** begin Excerpt to read **
NEW HAVEN, Conn. -- A spirited march of 150 youth and adult supporters stopped downtown traffic to honks of support on Saturday as they made their way from the closed Dixwell Q House youth center to New Haven City Hall. They called for jobs and an end to violence.
Rallying in front of the Amistad statue, youth speakers, union leaders, and elected officials urged the Jobs Pipeline Committee formed by the Board of Aldermen to continue working until opportunities are provided to New Haven's youth.
"I'm fighting for these kids. I'm fighting for myself," exclaimed Nollysha Canteen, a high school senior and the youth representative on the Committee. "My sisters and brothers are scared to walk out the door because they're scared they'll be shot," she said.
"Would it be different if there were jobs? " asked Latoya Agnew, a youth leader from the Newhallville neighborhood. "Yes," answered the crowd. "Give us youth centers. Give us jobs. So this doesn't have to happen," she added.
"I may be only 11," said Jackie Marks, of New Elm City Dream, who chaired the rally, "but the youth here today are our future leaders."
Montell Wright, 16, led the crowd chanting, "United we stand, Divided we fall; Jobs for youth, Jobs for All!"
New Elm City Dream members have surveyed over 500 teens about jobs, violence, education, and neighborhood needs. It was announced at the rally that the youth who filled out surveys overwhelmingly state that having good jobs available for young people and adults will improve the quality of life in New Haven.
State Sen. Marty Looney reminded the crowd that this year is an important presidential election year and urged everyone to make sure they are registered to vote.
High school student Gerald Scott Campbell addressed the rally on behalf of the New Haven Young Communist League to announce that similar actions for jobs took place during Juneteenth weekend in a half dozen cities around the country.
"Once we have jobs, peace will come to our communities," he said. "Black, white, Hispanic; we all need jobs."
The New Haven Peoples Center, where the New Elm City Dream has been organizing since its inception in September, brought many adult marchers to support the youth. Peoples Center president Alfred Marder congratulated the young people for taking their destiny into their own hands.
"The lesson is to organize. Our common ground today is jobs," he said. "The People's Center is under attack because it provides support for the fights for jobs, immigrant rights, and for all the people of the city!"
** end Excerpt to read **
What this task involves:
In the news report on the New Haven youth march, how many teens had New Elm City Dream members surveyed?
** begin Material provided **
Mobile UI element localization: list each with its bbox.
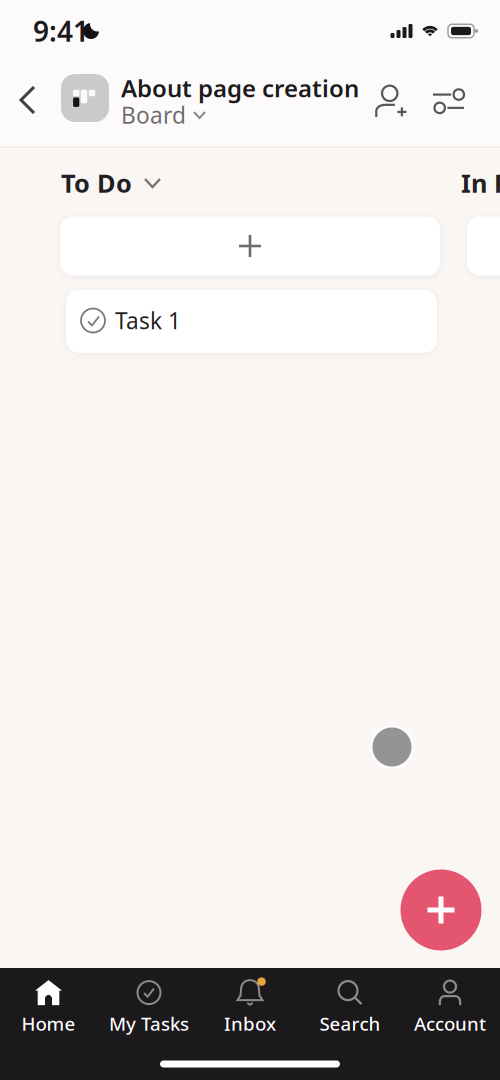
** end Material provided **
Result of this task:
Over 500 teens.